Stated goal
Check each line of the entries below for the string "screenshot"; copy every line where it appears.

** START Dataset extract **

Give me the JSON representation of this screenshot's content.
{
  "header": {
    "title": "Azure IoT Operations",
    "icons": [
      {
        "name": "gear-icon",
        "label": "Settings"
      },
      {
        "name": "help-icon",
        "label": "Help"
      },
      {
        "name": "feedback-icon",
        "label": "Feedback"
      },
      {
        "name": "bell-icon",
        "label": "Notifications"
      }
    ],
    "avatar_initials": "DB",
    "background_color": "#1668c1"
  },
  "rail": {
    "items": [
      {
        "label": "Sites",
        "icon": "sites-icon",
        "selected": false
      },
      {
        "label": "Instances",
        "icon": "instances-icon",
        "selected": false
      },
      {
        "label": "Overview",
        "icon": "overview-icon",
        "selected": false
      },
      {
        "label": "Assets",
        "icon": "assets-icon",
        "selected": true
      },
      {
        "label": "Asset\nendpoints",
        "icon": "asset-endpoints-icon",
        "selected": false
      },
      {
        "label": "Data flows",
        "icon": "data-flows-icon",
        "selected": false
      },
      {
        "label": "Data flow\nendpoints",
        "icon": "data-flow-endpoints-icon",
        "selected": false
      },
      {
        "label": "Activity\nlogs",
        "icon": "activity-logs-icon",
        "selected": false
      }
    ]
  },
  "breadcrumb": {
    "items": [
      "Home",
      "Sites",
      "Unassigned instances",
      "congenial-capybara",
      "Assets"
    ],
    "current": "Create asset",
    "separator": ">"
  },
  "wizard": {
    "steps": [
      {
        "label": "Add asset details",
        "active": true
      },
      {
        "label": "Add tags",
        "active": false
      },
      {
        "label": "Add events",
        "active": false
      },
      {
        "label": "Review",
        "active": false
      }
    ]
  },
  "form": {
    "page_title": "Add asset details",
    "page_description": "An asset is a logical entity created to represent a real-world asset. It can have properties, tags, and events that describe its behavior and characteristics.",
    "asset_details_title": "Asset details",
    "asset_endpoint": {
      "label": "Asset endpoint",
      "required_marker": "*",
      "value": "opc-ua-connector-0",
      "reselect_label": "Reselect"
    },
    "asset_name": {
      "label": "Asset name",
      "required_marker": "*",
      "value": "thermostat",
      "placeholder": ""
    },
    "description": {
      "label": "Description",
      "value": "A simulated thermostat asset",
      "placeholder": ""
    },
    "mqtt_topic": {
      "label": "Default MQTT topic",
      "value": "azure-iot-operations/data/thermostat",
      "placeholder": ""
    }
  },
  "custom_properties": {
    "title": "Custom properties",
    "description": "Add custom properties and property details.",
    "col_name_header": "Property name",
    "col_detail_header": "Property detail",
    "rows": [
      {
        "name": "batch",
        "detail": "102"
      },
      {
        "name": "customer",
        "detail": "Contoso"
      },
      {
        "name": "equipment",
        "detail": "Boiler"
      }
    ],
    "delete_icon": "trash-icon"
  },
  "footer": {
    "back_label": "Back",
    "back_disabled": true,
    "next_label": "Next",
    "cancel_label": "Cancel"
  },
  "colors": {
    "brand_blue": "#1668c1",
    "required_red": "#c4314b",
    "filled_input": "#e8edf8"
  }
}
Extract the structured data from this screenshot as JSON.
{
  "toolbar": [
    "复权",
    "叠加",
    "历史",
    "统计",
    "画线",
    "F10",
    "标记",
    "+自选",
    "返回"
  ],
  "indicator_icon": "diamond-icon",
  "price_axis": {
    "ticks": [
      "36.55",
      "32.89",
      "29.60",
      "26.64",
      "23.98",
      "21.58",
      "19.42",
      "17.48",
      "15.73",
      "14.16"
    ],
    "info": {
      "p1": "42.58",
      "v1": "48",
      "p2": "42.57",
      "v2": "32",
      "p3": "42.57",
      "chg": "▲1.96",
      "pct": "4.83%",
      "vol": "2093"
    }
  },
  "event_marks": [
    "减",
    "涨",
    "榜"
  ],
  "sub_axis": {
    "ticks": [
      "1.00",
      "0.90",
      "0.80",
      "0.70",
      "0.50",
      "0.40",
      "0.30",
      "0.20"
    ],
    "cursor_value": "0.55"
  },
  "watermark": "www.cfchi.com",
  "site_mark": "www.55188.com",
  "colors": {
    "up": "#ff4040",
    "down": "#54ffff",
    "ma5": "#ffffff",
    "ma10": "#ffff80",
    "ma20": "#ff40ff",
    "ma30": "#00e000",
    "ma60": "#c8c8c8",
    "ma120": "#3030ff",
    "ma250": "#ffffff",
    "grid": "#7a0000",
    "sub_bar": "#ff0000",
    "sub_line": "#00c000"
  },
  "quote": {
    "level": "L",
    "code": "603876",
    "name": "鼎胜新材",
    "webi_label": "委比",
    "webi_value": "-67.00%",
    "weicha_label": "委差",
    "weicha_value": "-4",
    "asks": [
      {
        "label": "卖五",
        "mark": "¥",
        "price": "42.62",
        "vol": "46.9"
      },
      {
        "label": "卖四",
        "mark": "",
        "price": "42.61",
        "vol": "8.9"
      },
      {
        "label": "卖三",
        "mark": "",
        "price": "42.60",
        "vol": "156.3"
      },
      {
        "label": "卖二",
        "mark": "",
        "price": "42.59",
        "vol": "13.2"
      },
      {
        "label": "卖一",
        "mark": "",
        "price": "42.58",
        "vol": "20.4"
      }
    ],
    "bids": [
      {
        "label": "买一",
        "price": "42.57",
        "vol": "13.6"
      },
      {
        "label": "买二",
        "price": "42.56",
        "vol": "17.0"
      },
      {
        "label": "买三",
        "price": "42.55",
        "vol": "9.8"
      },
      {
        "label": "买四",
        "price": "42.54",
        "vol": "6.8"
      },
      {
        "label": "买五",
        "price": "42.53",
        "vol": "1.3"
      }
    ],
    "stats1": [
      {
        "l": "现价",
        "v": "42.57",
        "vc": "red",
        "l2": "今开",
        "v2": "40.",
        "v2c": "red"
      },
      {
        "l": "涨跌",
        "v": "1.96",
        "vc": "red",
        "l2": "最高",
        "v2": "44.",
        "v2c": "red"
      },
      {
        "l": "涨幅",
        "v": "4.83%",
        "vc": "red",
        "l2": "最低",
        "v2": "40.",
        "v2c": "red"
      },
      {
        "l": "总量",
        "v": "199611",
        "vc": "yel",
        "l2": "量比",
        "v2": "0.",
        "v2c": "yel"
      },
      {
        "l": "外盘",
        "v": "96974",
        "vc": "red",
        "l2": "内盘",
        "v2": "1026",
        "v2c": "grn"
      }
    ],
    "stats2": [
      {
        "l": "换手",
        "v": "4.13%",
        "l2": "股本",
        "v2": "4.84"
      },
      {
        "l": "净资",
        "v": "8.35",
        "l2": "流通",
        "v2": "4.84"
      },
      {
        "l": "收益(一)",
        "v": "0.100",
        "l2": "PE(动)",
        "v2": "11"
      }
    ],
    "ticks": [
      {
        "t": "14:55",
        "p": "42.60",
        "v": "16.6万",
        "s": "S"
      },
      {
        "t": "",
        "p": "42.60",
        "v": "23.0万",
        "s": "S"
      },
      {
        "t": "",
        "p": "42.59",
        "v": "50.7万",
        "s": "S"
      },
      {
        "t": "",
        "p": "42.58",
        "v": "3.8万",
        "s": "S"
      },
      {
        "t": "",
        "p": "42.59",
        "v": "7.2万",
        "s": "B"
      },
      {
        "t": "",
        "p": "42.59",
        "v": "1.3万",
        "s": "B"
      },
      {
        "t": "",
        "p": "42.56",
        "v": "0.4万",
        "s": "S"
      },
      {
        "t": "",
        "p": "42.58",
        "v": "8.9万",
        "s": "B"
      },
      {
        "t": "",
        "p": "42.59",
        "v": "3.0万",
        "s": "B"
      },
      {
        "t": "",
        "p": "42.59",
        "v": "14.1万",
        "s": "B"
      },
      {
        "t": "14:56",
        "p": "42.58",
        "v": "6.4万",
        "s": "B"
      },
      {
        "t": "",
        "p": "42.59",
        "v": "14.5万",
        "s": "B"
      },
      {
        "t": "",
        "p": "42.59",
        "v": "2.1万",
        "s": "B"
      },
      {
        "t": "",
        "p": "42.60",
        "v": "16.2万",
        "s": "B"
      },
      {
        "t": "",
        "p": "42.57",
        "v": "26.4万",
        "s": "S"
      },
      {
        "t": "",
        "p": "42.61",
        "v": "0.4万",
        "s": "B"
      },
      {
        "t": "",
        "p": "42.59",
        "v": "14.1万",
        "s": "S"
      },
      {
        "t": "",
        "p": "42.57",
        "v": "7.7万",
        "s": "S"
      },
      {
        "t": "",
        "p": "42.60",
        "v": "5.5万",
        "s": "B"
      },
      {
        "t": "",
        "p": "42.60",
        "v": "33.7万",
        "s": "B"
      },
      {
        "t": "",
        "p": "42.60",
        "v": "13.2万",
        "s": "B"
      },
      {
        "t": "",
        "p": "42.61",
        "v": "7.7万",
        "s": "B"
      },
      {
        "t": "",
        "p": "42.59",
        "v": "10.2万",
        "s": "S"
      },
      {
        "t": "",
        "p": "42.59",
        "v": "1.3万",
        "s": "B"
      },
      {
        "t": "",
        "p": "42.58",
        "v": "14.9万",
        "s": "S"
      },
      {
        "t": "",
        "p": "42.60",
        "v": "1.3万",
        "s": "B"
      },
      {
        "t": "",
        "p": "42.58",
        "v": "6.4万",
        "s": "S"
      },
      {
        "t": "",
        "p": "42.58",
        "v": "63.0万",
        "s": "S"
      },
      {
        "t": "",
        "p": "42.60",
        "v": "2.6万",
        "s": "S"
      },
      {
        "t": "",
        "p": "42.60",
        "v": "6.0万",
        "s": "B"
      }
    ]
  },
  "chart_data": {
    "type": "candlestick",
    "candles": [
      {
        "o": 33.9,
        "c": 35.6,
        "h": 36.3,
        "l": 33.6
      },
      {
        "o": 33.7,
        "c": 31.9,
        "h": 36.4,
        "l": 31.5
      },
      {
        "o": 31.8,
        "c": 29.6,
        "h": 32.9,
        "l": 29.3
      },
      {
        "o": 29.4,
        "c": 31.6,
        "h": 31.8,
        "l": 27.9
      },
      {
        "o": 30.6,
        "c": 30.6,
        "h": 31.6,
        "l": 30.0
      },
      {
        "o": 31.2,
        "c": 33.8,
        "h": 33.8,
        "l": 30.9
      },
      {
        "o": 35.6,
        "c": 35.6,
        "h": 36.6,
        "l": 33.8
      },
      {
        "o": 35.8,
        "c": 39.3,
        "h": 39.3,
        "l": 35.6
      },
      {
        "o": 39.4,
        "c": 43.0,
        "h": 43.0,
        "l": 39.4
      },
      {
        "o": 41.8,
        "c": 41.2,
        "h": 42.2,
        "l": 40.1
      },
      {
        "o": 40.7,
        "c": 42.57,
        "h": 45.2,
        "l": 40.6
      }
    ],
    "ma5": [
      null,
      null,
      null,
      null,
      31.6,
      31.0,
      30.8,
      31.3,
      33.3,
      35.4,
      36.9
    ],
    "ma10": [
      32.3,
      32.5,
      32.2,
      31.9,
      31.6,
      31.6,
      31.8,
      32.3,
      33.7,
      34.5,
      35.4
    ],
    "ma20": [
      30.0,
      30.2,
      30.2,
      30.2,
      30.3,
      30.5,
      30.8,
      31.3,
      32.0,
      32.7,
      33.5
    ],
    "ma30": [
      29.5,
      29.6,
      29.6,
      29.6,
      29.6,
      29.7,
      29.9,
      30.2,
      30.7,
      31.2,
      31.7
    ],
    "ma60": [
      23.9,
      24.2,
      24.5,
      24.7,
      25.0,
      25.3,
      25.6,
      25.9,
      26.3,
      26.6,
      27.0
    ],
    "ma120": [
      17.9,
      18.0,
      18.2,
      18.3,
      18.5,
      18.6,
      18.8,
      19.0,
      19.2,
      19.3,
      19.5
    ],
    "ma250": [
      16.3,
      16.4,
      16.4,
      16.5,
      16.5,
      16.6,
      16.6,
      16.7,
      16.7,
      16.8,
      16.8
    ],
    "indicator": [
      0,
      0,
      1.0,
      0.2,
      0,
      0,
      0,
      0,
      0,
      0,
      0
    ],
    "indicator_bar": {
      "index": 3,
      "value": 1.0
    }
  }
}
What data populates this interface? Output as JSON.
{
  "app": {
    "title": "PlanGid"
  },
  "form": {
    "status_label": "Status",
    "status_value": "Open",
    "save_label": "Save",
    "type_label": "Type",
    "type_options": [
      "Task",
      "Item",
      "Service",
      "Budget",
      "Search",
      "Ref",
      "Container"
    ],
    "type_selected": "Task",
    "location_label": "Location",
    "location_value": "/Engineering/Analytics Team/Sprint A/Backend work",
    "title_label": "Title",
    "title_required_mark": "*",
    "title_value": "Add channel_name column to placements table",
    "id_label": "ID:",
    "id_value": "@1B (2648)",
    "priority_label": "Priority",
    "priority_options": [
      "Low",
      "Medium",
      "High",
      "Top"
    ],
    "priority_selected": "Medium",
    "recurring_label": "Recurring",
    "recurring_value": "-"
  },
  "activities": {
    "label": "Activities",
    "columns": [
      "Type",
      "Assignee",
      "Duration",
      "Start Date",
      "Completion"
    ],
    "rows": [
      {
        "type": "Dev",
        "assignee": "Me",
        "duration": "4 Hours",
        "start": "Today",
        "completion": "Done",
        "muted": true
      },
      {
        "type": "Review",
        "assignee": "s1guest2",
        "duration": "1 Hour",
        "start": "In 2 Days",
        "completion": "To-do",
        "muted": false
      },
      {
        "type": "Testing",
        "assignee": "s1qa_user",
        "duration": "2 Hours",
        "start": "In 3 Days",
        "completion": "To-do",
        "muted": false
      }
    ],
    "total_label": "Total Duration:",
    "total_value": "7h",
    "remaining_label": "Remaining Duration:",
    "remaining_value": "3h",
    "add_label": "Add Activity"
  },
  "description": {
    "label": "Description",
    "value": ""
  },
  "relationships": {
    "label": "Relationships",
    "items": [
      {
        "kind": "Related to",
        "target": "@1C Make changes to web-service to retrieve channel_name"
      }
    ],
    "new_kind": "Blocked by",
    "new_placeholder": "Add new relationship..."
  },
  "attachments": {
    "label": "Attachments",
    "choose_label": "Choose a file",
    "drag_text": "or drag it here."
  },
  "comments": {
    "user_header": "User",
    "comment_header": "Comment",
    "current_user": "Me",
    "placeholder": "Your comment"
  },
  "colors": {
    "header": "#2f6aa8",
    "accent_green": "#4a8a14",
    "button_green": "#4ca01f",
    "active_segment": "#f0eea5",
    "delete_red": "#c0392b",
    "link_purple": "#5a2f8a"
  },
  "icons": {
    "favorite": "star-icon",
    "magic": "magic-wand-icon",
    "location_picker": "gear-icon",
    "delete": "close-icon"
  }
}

** END Dataset extract **

Complete answer
Give me the JSON representation of this screenshot's content.
Extract the structured data from this screenshot as JSON.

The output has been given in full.